*Aim*. Repeat the full listing, word for word.

Dataset items:
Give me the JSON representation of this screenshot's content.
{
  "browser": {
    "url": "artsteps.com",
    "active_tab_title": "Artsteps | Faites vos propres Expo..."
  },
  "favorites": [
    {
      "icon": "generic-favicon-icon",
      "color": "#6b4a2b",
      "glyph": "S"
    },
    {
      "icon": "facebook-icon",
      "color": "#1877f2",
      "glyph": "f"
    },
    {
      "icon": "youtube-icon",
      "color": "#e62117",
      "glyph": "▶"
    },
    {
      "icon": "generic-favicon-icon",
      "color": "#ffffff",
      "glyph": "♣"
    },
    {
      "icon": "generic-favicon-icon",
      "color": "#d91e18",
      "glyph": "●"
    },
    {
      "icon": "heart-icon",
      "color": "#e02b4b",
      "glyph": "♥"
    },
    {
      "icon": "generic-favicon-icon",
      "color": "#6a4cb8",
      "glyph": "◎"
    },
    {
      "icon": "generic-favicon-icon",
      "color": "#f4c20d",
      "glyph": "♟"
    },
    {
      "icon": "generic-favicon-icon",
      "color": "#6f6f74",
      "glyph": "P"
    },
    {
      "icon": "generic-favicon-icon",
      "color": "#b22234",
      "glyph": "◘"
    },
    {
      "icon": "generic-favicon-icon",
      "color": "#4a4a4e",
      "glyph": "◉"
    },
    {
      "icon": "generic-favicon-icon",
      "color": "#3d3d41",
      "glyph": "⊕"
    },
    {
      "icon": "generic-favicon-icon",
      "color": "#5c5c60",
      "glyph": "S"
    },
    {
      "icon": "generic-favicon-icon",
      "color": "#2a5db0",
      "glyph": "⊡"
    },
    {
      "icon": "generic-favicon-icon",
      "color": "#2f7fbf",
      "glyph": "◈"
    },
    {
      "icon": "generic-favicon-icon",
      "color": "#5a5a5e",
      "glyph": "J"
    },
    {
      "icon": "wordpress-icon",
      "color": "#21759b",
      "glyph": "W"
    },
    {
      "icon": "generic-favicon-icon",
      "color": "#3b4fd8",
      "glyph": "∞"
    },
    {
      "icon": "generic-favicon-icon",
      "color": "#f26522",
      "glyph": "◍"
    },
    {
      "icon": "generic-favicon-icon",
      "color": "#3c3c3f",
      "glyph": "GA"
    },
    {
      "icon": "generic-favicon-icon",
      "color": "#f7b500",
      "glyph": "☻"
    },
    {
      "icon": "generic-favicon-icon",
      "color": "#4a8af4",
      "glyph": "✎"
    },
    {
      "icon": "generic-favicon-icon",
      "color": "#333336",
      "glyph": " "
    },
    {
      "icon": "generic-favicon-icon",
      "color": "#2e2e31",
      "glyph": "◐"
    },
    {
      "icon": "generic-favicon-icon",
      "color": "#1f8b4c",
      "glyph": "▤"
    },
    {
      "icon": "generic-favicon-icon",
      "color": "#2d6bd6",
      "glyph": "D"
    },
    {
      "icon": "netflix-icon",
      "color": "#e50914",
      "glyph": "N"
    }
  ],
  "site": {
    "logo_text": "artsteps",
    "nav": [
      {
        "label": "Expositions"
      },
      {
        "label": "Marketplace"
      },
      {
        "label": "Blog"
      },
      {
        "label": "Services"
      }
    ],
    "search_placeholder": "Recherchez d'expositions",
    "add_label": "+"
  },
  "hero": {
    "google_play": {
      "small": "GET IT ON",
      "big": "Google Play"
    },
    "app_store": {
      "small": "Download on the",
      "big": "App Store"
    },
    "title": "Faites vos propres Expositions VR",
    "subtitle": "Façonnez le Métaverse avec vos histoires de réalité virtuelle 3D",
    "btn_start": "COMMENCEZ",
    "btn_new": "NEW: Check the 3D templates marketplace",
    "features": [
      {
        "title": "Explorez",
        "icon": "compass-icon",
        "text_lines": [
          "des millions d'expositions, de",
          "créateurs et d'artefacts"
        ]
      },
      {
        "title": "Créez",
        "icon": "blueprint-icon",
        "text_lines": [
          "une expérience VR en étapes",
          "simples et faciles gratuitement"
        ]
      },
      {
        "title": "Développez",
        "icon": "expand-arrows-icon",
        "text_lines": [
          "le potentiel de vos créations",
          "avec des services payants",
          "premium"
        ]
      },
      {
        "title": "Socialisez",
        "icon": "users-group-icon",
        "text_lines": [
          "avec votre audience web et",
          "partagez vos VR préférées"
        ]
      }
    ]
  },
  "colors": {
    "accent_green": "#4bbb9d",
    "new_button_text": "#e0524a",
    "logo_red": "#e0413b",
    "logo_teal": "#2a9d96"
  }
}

*Answer to this exercise*.
Give me the JSON representation of this screenshot's content.
{
  "browser": {
    "url": "artsteps.com",
    "active_tab_title": "Artsteps | Faites vos propres Expo..."
  },
  "favorites": [
    {
      "icon": "generic-favicon-icon",
      "color": "#6b4a2b",
      "glyph": "S"
    },
    {
      "icon": "facebook-icon",
      "color": "#1877f2",
      "glyph": "f"
    },
    {
      "icon": "youtube-icon",
      "color": "#e62117",
      "glyph": "▶"
    },
    {
      "icon": "generic-favicon-icon",
      "color": "#ffffff",
      "glyph": "♣"
    },
    {
      "icon": "generic-favicon-icon",
      "color": "#d91e18",
      "glyph": "●"
    },
    {
      "icon": "heart-icon",
      "color": "#e02b4b",
      "glyph": "♥"
    },
    {
      "icon": "generic-favicon-icon",
      "color": "#6a4cb8",
      "glyph": "◎"
    },
    {
      "icon": "generic-favicon-icon",
      "color": "#f4c20d",
      "glyph": "♟"
    },
    {
      "icon": "generic-favicon-icon",
      "color": "#6f6f74",
      "glyph": "P"
    },
    {
      "icon": "generic-favicon-icon",
      "color": "#b22234",
      "glyph": "◘"
    },
    {
      "icon": "generic-favicon-icon",
      "color": "#4a4a4e",
      "glyph": "◉"
    },
    {
      "icon": "generic-favicon-icon",
      "color": "#3d3d41",
      "glyph": "⊕"
    },
    {
      "icon": "generic-favicon-icon",
      "color": "#5c5c60",
      "glyph": "S"
    },
    {
      "icon": "generic-favicon-icon",
      "color": "#2a5db0",
      "glyph": "⊡"
    },
    {
      "icon": "generic-favicon-icon",
      "color": "#2f7fbf",
      "glyph": "◈"
    },
    {
      "icon": "generic-favicon-icon",
      "color": "#5a5a5e",
      "glyph": "J"
    },
    {
      "icon": "wordpress-icon",
      "color": "#21759b",
      "glyph": "W"
    },
    {
      "icon": "generic-favicon-icon",
      "color": "#3b4fd8",
      "glyph": "∞"
    },
    {
      "icon": "generic-favicon-icon",
      "color": "#f26522",
      "glyph": "◍"
    },
    {
      "icon": "generic-favicon-icon",
      "color": "#3c3c3f",
      "glyph": "GA"
    },
    {
      "icon": "generic-favicon-icon",
      "color": "#f7b500",
      "glyph": "☻"
    },
    {
      "icon": "generic-favicon-icon",
      "color": "#4a8af4",
      "glyph": "✎"
    },
    {
      "icon": "generic-favicon-icon",
      "color": "#333336",
      "glyph": " "
    },
    {
      "icon": "generic-favicon-icon",
      "color": "#2e2e31",
      "glyph": "◐"
    },
    {
      "icon": "generic-favicon-icon",
      "color": "#1f8b4c",
      "glyph": "▤"
    },
    {
      "icon": "generic-favicon-icon",
      "color": "#2d6bd6",
      "glyph": "D"
    },
    {
      "icon": "netflix-icon",
      "color": "#e50914",
      "glyph": "N"
    }
  ],
  "site": {
    "logo_text": "artsteps",
    "nav": [
      {
        "label": "Expositions"
      },
      {
        "label": "Marketplace"
      },
      {
        "label": "Blog"
      },
      {
        "label": "Services"
      }
    ],
    "search_placeholder": "Recherchez d'expositions",
    "add_label": "+"
  },
  "hero": {
    "google_play": {
      "small": "GET IT ON",
      "big": "Google Play"
    },
    "app_store": {
      "small": "Download on the",
      "big": "App Store"
    },
    "title": "Faites vos propres Expositions VR",
    "subtitle": "Façonnez le Métaverse avec vos histoires de réalité virtuelle 3D",
    "btn_start": "COMMENCEZ",
    "btn_new": "NEW: Check the 3D templates marketplace",
    "features": [
      {
        "title": "Explorez",
        "icon": "compass-icon",
        "text_lines": [
          "des millions d'expositions, de",
          "créateurs et d'artefacts"
        ]
      },
      {
        "title": "Créez",
        "icon": "blueprint-icon",
        "text_lines": [
          "une expérience VR en étapes",
          "simples et faciles gratuitement"
        ]
      },
      {
        "title": "Développez",
        "icon": "expand-arrows-icon",
        "text_lines": [
          "le potentiel de vos créations",
          "avec des services payants",
          "premium"
        ]
      },
      {
        "title": "Socialisez",
        "icon": "users-group-icon",
        "text_lines": [
          "avec votre audience web et",
          "partagez vos VR préférées"
        ]
      }
    ]
  },
  "colors": {
    "accent_green": "#4bbb9d",
    "new_button_text": "#e0524a",
    "logo_red": "#e0413b",
    "logo_teal": "#2a9d96"
  }
}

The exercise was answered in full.